§ Goal
List each line of the data in which the string "Rathauses" appears.

§ Recorded information
** BEGIN **
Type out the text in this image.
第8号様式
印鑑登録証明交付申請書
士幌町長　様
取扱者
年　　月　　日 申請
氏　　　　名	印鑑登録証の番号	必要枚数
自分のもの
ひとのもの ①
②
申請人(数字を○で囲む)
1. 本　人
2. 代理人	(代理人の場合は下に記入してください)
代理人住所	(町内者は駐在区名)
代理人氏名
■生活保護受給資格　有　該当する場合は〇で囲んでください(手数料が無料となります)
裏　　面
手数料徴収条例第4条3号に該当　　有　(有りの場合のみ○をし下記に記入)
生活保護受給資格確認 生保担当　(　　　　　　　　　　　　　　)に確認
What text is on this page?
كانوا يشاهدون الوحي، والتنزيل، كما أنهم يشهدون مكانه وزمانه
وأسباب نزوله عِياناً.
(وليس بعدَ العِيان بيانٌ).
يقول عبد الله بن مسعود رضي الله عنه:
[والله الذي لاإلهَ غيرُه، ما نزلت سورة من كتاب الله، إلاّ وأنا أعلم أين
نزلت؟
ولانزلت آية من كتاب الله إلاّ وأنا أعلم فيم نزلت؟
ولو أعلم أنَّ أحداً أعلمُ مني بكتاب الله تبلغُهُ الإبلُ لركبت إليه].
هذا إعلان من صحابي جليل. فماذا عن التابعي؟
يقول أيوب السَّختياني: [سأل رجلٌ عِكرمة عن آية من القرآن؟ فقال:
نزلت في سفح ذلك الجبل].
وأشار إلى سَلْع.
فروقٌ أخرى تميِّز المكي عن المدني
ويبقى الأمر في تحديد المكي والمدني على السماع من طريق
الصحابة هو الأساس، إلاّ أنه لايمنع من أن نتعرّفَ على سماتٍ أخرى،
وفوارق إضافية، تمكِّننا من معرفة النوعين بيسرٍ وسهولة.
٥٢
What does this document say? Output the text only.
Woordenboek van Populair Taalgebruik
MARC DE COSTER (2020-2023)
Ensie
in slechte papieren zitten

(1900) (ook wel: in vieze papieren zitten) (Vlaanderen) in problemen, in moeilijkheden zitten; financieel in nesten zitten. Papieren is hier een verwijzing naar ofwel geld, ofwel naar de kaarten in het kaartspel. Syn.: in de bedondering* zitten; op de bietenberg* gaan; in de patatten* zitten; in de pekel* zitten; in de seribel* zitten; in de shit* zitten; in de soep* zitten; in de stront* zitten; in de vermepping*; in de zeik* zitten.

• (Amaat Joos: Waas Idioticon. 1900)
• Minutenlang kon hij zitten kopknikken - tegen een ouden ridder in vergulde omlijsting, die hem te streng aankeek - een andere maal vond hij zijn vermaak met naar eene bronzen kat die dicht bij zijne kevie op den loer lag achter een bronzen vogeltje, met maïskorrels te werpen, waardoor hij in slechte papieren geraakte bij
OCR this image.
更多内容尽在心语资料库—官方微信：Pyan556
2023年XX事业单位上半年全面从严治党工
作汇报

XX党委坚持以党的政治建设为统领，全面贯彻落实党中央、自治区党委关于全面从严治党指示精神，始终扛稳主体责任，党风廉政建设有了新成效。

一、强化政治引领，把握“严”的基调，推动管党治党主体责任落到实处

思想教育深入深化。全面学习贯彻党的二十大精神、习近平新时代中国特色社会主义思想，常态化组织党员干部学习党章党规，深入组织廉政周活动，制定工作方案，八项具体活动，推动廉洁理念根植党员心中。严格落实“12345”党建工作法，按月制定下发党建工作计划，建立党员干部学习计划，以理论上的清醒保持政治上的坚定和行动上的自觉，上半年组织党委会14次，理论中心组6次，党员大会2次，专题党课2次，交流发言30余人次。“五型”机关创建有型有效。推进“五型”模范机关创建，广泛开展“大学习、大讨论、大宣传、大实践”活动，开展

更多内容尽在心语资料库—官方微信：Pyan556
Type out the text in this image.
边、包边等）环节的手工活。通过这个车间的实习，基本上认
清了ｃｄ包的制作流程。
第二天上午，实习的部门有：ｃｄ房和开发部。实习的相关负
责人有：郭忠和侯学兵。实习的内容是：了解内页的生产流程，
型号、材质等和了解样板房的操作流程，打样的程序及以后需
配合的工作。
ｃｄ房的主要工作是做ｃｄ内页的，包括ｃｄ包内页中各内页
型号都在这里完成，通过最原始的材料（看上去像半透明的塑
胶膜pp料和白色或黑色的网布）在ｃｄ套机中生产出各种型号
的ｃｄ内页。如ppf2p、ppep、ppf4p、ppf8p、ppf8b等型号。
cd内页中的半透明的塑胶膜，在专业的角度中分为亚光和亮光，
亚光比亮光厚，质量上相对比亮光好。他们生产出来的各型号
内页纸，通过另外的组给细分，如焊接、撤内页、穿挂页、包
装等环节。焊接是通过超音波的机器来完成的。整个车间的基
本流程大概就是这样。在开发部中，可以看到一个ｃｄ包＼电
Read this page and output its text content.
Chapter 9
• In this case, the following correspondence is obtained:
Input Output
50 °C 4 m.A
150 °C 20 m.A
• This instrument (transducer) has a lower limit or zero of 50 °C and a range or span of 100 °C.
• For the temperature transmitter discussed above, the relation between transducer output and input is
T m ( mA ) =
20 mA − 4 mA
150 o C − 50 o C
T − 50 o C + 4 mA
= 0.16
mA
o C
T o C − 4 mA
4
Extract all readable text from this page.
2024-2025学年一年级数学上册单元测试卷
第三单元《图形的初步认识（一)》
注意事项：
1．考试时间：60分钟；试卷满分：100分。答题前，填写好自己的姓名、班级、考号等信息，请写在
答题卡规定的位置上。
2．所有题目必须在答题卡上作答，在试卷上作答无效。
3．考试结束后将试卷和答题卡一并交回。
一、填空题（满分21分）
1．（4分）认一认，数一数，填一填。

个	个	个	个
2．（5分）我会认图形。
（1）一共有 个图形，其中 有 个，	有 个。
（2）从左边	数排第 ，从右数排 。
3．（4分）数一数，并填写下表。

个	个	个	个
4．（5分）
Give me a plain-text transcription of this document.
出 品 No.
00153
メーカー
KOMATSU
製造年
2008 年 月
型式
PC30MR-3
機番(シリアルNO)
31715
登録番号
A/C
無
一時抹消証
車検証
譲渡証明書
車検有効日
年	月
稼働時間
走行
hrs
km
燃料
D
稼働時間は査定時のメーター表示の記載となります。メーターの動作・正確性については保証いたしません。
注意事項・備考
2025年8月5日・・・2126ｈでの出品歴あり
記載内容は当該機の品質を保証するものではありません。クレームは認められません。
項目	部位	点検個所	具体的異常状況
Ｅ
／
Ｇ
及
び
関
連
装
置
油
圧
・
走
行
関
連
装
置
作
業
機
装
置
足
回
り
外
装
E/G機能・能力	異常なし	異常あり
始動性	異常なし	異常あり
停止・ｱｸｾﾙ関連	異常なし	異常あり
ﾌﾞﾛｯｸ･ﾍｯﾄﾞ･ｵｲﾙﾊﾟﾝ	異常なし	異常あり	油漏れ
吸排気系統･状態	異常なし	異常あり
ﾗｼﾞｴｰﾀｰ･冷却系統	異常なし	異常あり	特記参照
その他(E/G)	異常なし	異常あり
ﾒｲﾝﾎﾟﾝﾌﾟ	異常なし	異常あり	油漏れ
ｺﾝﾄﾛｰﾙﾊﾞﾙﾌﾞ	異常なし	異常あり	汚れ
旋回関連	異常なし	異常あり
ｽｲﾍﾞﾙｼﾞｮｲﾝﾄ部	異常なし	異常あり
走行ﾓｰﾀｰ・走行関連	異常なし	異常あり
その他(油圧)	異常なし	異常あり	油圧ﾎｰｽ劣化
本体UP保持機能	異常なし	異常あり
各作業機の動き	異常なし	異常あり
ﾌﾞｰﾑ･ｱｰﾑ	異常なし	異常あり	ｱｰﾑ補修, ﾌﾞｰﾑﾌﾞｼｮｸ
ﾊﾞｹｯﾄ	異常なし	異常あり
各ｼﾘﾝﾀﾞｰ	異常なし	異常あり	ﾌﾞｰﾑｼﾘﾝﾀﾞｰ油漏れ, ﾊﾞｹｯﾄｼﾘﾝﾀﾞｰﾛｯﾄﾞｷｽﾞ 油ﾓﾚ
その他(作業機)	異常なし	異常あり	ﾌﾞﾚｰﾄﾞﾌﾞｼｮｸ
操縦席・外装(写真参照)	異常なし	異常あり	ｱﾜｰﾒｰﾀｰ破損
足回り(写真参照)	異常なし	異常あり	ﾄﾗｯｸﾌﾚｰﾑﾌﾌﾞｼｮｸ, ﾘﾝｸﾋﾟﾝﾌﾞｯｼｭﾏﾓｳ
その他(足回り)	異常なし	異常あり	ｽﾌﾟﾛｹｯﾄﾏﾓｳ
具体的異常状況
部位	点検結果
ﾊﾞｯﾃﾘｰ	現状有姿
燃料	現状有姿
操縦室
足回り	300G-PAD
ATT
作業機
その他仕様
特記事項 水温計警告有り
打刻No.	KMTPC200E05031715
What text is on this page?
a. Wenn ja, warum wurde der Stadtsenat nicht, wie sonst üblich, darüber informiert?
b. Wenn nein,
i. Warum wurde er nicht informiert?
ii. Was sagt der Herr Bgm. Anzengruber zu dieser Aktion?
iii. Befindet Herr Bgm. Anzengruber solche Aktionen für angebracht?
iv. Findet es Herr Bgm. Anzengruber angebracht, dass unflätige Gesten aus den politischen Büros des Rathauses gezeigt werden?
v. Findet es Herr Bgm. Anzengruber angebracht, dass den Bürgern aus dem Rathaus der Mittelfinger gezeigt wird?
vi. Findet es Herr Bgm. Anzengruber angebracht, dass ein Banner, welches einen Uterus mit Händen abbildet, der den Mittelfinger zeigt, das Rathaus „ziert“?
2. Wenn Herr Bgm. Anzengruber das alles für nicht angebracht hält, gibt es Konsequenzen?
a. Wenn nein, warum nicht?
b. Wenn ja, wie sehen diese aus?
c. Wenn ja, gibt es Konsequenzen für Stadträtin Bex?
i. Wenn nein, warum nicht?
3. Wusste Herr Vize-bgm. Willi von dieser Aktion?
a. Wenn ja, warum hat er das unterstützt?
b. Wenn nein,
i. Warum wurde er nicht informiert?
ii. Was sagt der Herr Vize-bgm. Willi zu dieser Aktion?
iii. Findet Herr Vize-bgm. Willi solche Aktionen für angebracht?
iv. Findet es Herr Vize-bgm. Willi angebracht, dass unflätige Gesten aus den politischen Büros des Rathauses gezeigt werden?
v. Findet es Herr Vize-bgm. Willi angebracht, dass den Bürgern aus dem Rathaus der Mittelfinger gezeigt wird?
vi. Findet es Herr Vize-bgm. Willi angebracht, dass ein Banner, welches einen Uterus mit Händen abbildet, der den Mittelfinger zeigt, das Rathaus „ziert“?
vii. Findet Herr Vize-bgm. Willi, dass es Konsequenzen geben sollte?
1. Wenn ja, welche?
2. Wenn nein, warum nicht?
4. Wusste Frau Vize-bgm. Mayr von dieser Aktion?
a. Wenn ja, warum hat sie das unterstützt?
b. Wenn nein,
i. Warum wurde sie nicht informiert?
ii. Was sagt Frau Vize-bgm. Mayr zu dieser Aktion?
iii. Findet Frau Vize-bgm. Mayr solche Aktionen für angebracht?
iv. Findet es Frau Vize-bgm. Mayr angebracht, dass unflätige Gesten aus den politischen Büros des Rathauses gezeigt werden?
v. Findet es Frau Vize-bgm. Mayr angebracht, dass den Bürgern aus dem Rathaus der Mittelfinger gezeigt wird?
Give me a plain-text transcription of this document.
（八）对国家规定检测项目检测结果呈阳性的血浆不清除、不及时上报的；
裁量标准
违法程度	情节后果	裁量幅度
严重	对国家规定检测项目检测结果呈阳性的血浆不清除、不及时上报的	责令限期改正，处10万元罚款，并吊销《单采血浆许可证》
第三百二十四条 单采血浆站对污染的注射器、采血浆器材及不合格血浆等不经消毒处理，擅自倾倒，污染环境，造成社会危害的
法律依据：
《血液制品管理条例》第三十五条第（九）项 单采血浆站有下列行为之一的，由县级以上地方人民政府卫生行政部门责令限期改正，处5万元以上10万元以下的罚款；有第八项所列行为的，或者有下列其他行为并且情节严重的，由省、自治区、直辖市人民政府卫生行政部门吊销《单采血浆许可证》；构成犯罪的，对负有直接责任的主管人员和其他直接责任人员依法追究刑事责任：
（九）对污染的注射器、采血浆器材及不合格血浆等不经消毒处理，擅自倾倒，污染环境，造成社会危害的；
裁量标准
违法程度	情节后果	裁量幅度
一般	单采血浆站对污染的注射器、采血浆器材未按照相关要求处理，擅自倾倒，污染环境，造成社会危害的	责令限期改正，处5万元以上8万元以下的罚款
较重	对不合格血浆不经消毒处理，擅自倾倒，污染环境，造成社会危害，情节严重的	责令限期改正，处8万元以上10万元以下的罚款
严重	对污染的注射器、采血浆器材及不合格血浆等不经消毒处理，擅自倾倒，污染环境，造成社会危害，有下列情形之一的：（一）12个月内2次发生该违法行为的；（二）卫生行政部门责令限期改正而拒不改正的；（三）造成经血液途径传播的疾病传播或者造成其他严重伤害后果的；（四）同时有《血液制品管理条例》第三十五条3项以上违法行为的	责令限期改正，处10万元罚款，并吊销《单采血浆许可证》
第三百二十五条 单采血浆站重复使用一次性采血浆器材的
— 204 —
** END **
§ Solution
iv. Findet es Herr Bgm. Anzengruber angebracht, dass unflätige Gesten aus den politischen Büros des Rathauses gezeigt werden?
iv. Findet es Herr Vize-bgm. Willi angebracht, dass unflätige Gesten aus den politischen Büros des Rathauses gezeigt werden?
iv. Findet es Frau Vize-bgm. Mayr angebracht, dass unflätige Gesten aus den politischen Büros des Rathauses gezeigt werden?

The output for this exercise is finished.